[Saved data entries]
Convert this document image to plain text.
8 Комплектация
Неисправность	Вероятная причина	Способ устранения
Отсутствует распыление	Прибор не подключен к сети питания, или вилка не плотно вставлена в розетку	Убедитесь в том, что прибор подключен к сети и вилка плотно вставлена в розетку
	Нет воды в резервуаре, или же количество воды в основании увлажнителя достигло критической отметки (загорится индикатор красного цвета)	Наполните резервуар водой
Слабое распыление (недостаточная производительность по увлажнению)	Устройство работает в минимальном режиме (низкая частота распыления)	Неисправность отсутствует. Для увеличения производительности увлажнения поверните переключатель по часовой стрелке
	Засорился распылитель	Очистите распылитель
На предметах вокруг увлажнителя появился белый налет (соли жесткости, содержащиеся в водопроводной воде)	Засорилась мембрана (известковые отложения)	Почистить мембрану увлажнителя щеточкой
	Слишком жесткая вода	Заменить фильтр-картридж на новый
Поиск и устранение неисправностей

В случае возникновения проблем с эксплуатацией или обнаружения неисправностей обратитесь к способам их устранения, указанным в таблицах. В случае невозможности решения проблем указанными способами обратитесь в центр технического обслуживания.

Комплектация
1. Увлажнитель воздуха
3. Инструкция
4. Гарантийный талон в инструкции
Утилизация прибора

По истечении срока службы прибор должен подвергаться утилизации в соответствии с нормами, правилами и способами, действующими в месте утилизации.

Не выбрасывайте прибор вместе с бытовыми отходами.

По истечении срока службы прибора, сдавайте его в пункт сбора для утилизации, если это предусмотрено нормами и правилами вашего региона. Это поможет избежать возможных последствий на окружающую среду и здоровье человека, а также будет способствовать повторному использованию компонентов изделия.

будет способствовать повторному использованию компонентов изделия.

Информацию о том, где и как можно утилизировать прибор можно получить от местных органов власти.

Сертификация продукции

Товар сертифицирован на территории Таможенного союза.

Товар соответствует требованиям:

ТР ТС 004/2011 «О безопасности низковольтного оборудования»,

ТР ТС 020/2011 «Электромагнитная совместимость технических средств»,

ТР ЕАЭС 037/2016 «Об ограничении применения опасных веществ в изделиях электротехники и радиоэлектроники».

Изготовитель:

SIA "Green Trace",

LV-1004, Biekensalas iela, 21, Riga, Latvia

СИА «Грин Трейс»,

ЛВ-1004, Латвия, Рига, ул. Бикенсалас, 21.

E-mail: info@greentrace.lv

INSTRUCTIONS FOR THE TASK -
Determine how many lines contain the word "неисправностей" and reply with that number alone.

TASK RESULT -
2